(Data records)
"""

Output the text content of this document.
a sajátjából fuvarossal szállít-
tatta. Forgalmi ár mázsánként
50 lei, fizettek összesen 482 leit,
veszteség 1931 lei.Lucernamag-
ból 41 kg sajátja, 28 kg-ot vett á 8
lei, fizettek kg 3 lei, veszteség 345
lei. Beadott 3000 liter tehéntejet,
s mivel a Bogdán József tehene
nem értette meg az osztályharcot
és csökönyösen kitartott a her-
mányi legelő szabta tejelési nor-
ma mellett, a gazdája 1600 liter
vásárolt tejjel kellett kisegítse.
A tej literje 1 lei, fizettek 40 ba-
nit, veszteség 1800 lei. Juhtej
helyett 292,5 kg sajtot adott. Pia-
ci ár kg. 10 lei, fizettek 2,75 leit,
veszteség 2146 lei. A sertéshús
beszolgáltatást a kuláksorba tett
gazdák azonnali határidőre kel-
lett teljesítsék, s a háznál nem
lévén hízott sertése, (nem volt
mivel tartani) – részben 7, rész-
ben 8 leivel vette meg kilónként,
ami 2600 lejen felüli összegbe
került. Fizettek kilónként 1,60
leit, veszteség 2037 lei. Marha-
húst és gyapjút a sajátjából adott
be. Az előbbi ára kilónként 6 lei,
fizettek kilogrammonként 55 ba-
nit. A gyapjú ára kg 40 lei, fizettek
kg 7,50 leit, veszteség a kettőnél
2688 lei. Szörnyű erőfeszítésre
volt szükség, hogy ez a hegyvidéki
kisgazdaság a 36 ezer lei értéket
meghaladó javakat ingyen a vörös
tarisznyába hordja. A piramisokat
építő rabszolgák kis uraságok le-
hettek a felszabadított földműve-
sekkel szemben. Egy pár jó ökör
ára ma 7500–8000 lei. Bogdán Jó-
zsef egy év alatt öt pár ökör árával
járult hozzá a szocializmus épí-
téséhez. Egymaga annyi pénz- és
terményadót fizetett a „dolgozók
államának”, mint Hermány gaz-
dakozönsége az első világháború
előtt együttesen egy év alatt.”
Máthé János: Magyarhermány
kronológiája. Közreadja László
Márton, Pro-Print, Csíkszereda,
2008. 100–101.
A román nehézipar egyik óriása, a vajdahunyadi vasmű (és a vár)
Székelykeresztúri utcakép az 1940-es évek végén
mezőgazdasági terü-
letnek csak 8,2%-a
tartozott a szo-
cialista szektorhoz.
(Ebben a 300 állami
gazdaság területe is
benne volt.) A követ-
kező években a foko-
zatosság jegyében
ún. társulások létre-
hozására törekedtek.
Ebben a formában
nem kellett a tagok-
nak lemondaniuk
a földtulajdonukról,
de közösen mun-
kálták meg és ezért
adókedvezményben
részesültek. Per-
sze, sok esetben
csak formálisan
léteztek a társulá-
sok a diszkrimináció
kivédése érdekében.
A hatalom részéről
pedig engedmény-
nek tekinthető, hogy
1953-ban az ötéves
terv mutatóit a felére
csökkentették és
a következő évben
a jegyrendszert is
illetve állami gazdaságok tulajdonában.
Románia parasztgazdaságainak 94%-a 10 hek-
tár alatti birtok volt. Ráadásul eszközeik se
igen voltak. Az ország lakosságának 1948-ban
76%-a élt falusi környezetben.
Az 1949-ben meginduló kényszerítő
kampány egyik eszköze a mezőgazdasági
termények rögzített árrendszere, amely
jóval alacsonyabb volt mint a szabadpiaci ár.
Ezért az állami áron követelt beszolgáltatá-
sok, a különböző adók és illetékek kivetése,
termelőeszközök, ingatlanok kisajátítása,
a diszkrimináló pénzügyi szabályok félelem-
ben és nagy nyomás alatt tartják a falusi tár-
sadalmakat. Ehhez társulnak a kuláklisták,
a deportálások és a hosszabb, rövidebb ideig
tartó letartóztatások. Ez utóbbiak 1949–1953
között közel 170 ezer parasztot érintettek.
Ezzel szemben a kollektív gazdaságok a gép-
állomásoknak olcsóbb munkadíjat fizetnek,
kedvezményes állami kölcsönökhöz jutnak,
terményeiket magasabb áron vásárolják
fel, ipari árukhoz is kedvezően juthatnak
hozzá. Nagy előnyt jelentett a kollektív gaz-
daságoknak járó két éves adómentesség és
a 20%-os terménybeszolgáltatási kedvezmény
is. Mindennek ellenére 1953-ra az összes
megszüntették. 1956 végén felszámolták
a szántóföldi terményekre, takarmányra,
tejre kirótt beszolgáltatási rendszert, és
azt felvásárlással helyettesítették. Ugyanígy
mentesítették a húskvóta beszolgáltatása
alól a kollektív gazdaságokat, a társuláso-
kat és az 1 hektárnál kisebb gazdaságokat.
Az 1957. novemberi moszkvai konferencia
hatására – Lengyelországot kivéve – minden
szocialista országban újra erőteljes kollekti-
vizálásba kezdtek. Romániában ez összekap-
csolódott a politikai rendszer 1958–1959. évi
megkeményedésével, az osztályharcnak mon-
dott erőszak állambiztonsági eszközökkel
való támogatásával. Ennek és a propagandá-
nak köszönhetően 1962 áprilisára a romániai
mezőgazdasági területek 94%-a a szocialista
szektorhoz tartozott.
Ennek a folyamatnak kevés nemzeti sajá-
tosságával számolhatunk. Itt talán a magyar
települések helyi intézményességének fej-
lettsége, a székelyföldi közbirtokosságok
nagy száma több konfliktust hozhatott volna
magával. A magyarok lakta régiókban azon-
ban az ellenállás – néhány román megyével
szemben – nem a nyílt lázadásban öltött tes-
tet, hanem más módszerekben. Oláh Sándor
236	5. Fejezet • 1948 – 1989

"""
"""

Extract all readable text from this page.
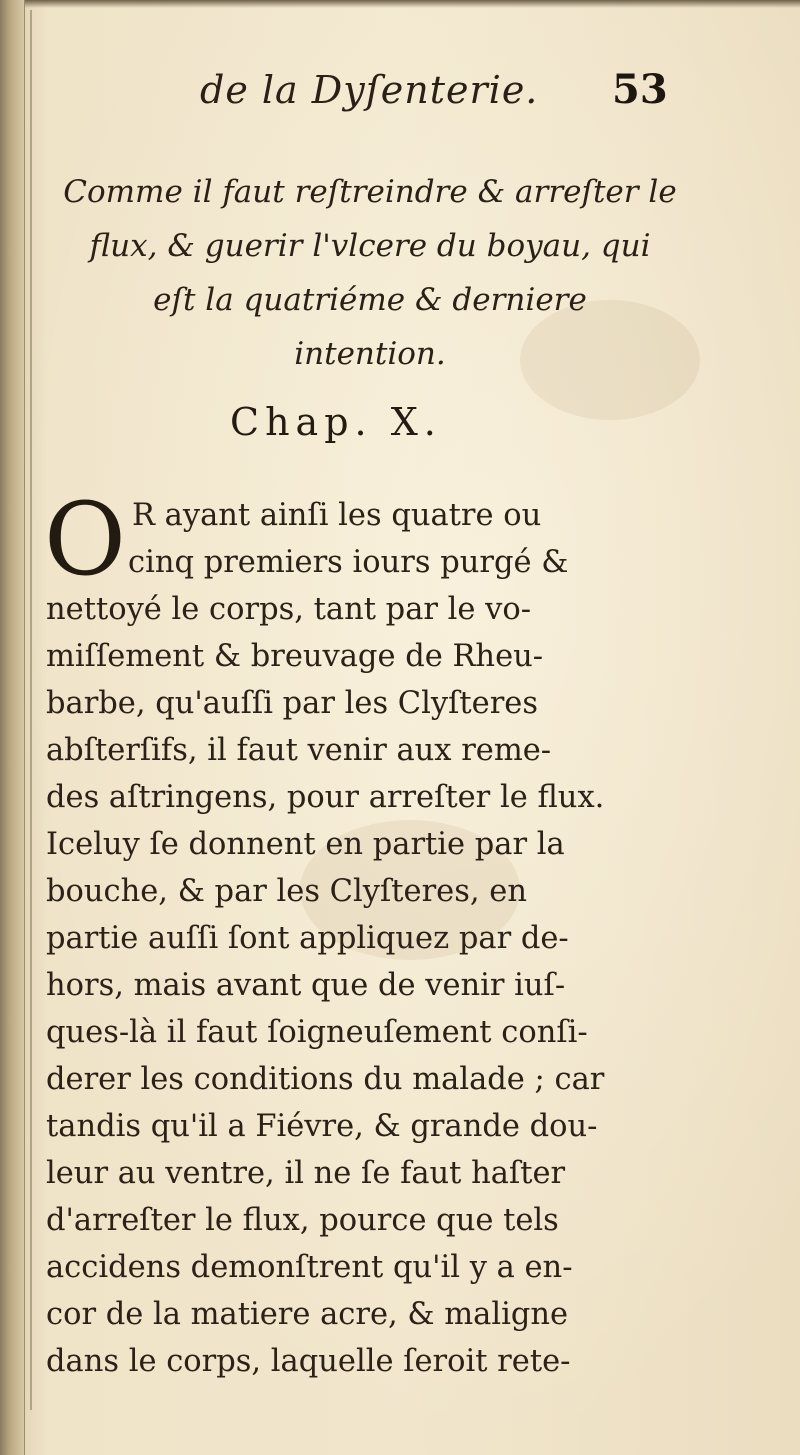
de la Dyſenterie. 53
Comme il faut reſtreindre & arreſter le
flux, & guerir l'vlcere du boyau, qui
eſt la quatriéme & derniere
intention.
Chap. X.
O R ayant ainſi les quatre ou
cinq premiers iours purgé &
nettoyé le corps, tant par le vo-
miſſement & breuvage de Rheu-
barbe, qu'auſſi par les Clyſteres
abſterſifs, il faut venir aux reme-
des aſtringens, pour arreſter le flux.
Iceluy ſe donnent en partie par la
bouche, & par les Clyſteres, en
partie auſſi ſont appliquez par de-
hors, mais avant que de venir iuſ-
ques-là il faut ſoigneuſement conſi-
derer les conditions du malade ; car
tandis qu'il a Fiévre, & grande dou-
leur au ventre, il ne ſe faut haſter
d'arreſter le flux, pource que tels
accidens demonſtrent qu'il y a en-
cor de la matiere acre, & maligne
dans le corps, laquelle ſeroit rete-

"""

List all lines in the material containing the string "flux".

flux, & guerir l'vlcere du boyau, qui
des aſtringens, pour arreſter le flux.
d'arreſter le flux, pource que tels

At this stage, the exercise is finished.